--- BEGIN Input ---
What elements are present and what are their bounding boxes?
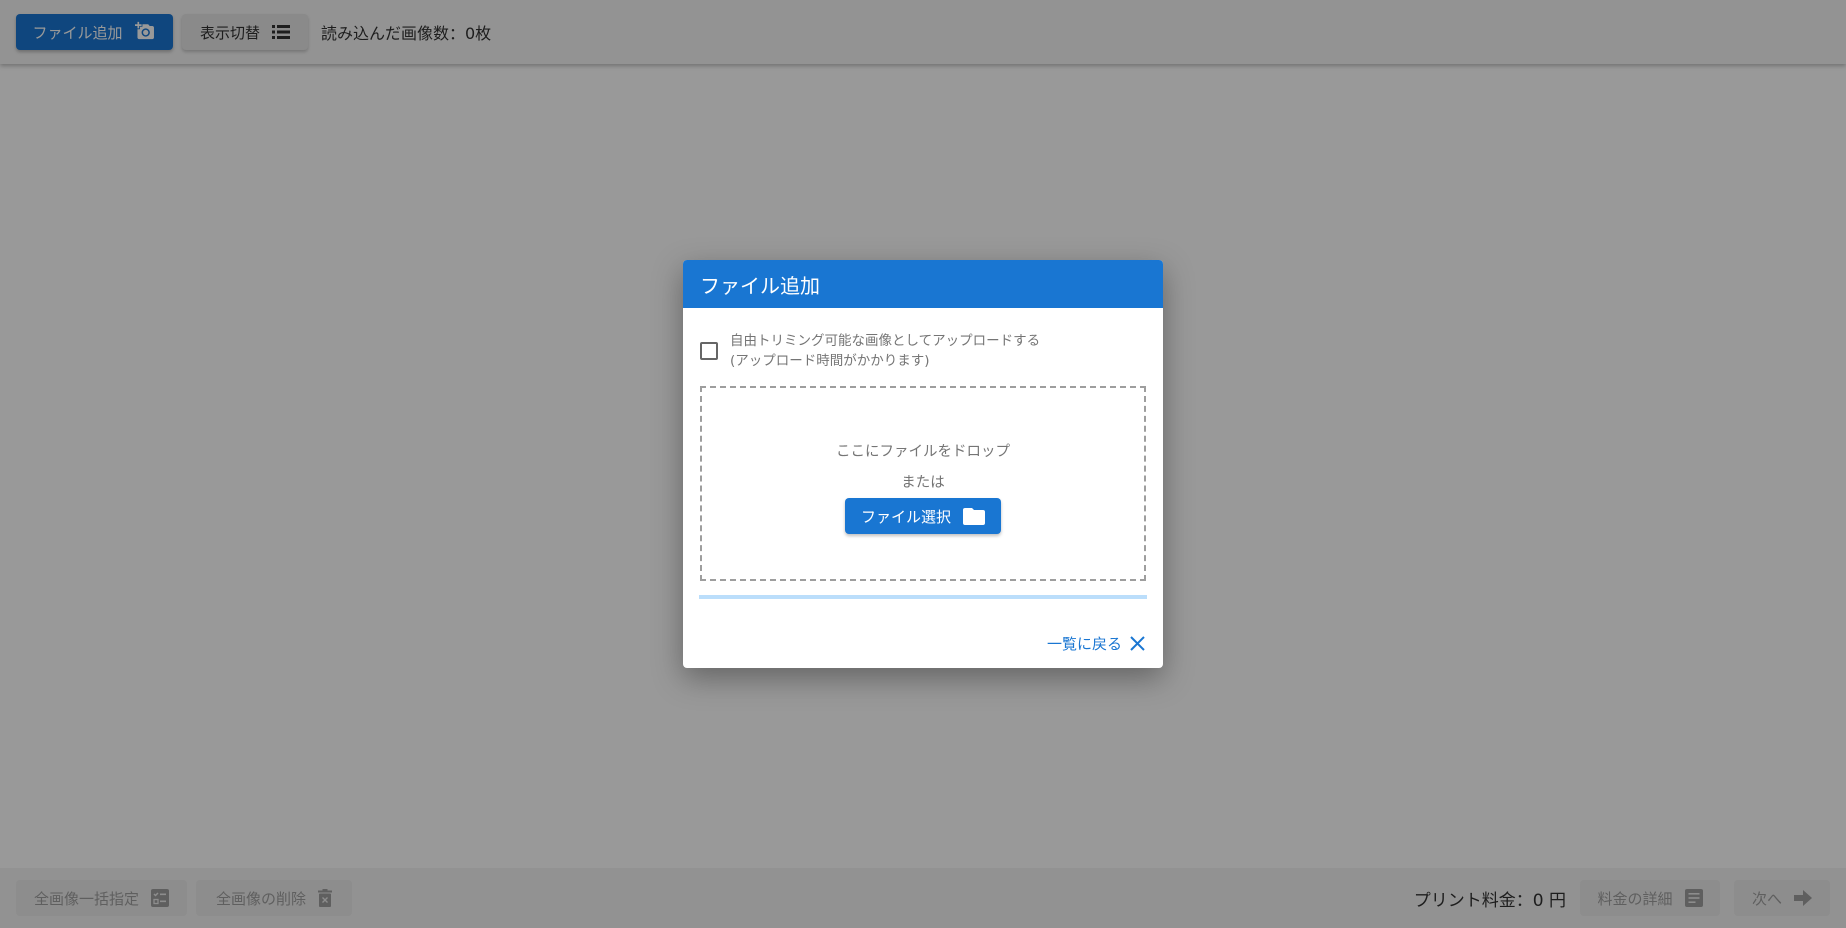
--- END Input ---
--- BEGIN Input ---
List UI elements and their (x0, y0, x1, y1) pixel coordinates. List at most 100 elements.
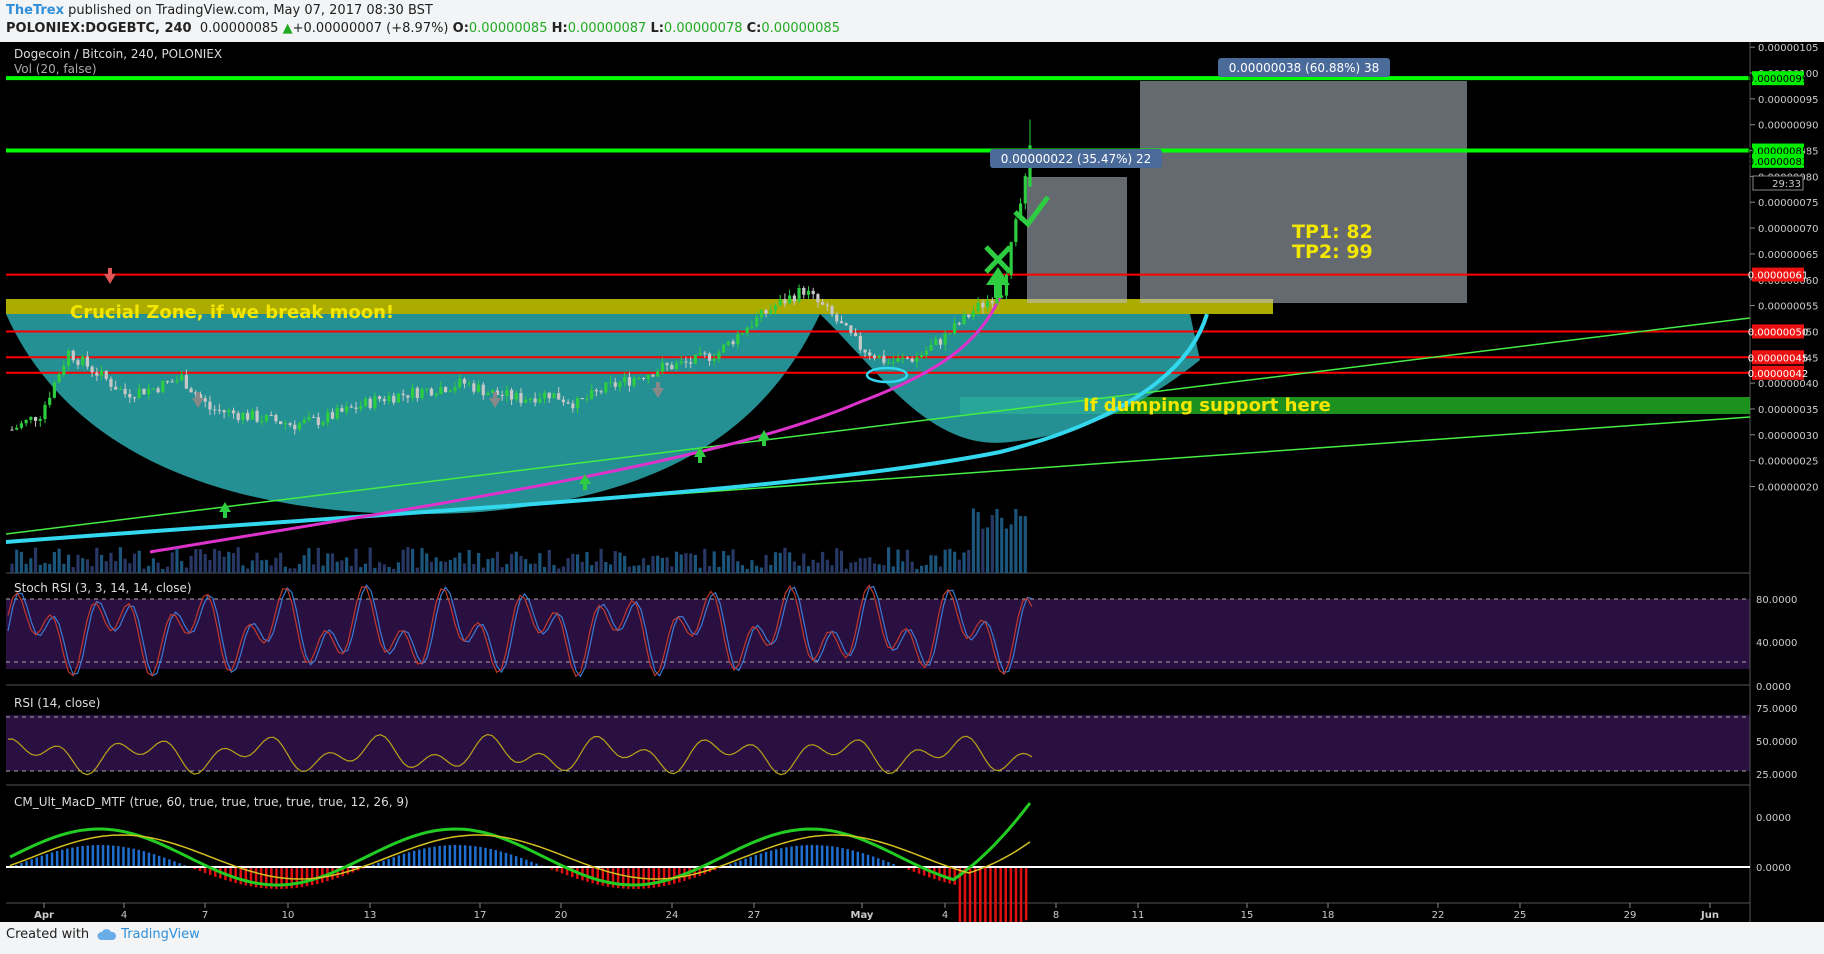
--- END Input ---
--- BEGIN Input ---
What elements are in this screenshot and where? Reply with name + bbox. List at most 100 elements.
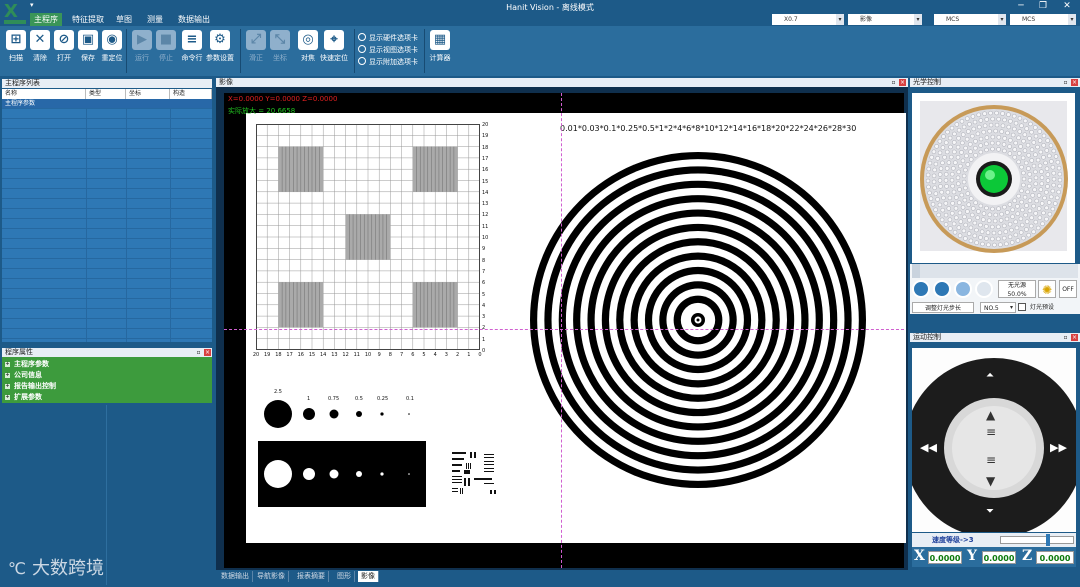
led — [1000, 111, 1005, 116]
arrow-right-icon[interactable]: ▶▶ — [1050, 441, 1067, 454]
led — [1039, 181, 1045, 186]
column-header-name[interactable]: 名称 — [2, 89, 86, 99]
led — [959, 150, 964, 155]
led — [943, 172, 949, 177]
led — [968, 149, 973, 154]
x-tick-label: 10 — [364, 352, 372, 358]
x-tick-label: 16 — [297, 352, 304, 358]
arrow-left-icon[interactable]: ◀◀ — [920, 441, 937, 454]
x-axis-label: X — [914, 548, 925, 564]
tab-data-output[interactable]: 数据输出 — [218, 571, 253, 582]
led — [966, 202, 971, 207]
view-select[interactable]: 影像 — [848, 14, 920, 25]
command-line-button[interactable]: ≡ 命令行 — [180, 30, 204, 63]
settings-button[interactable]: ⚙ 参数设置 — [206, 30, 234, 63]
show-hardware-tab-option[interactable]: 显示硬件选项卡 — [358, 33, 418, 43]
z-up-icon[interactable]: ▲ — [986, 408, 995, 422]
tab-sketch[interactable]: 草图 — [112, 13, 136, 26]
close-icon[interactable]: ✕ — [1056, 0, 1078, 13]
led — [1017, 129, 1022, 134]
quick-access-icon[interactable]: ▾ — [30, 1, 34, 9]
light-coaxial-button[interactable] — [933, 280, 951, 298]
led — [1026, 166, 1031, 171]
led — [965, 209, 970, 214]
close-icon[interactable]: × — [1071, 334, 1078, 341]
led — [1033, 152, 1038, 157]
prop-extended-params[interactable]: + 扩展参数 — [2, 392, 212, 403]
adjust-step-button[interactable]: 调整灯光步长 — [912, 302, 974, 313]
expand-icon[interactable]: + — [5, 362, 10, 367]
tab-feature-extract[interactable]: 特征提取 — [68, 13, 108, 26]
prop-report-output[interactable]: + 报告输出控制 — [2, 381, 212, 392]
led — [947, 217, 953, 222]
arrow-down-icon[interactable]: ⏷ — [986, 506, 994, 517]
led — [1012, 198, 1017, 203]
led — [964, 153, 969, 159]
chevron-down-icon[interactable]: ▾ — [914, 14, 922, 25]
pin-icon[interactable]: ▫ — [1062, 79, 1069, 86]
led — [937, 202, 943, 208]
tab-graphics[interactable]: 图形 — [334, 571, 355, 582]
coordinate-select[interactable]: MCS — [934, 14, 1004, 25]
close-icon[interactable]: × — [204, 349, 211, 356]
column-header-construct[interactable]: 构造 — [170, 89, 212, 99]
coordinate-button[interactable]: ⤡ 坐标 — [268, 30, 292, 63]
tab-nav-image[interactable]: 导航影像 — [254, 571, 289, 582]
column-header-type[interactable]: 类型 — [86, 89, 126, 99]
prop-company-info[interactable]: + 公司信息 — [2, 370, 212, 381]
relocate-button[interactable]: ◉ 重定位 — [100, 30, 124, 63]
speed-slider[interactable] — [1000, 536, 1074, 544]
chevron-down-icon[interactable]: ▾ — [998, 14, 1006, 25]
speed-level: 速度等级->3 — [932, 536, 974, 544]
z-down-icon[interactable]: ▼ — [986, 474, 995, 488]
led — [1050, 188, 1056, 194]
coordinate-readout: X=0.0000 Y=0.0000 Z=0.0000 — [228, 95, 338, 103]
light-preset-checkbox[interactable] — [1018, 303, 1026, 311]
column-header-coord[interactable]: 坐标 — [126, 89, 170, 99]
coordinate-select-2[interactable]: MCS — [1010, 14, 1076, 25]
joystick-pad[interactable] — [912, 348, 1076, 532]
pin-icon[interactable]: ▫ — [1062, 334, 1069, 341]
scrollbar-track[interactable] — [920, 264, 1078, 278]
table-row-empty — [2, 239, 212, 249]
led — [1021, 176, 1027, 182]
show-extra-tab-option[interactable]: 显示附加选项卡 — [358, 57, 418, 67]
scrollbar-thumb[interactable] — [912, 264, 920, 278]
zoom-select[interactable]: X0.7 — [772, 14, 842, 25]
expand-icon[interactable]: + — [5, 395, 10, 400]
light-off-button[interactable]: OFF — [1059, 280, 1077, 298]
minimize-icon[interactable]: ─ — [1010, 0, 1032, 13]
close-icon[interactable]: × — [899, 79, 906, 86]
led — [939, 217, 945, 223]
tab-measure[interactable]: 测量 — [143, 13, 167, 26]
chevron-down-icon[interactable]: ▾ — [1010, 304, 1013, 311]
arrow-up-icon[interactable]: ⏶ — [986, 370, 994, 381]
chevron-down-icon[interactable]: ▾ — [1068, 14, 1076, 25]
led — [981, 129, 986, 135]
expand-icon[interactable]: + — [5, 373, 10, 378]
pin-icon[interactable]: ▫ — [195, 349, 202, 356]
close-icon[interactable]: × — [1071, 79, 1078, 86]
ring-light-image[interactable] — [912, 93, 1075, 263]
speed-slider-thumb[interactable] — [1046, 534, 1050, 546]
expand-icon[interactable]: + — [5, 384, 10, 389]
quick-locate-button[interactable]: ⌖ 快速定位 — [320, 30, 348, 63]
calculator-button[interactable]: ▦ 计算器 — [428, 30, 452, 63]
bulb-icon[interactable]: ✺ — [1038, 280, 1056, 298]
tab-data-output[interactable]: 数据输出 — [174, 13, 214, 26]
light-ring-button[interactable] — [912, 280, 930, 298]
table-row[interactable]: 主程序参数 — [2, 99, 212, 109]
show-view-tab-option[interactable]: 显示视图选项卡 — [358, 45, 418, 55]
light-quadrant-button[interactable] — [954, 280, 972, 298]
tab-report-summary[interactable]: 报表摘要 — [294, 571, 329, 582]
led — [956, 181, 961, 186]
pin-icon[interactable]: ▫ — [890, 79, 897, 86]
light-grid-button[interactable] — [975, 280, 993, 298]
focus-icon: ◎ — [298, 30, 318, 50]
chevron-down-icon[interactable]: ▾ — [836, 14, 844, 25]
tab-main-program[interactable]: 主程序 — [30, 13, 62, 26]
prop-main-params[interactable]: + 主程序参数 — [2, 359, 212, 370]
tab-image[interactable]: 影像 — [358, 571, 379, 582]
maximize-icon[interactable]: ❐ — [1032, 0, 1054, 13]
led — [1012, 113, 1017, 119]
--- END Input ---
#### [Your goal]
Copy out the lines from the one with "What elements are in" to the one with "quick-access-icon[interactable]: ▾ —", both included, character for character. Leave the pictures out of your copy.

#### [Solution to this problem]
What elements are in this screenshot and where? Reply with name + bbox. List at most 100 elements.
led — [1000, 111, 1005, 116]
arrow-right-icon[interactable]: ▶▶ — [1050, 441, 1067, 454]
led — [1039, 181, 1045, 186]
column-header-name[interactable]: 名称 — [2, 89, 86, 99]
led — [959, 150, 964, 155]
led — [943, 172, 949, 177]
led — [968, 149, 973, 154]
x-tick-label: 10 — [364, 352, 372, 358]
x-tick-label: 16 — [297, 352, 304, 358]
arrow-left-icon[interactable]: ◀◀ — [920, 441, 937, 454]
x-axis-label: X — [914, 548, 925, 564]
tab-data-output[interactable]: 数据输出 — [218, 571, 253, 582]
led — [966, 202, 971, 207]
view-select[interactable]: 影像 — [848, 14, 920, 25]
command-line-button[interactable]: ≡ 命令行 — [180, 30, 204, 63]
settings-button[interactable]: ⚙ 参数设置 — [206, 30, 234, 63]
show-hardware-tab-option[interactable]: 显示硬件选项卡 — [358, 33, 418, 43]
z-up-icon[interactable]: ▲ — [986, 408, 995, 422]
tab-sketch[interactable]: 草图 — [112, 13, 136, 26]
close-icon[interactable]: ✕ — [1056, 0, 1078, 13]
led — [1017, 129, 1022, 134]
quick-access-icon[interactable]: ▾ — [30, 1, 34, 9]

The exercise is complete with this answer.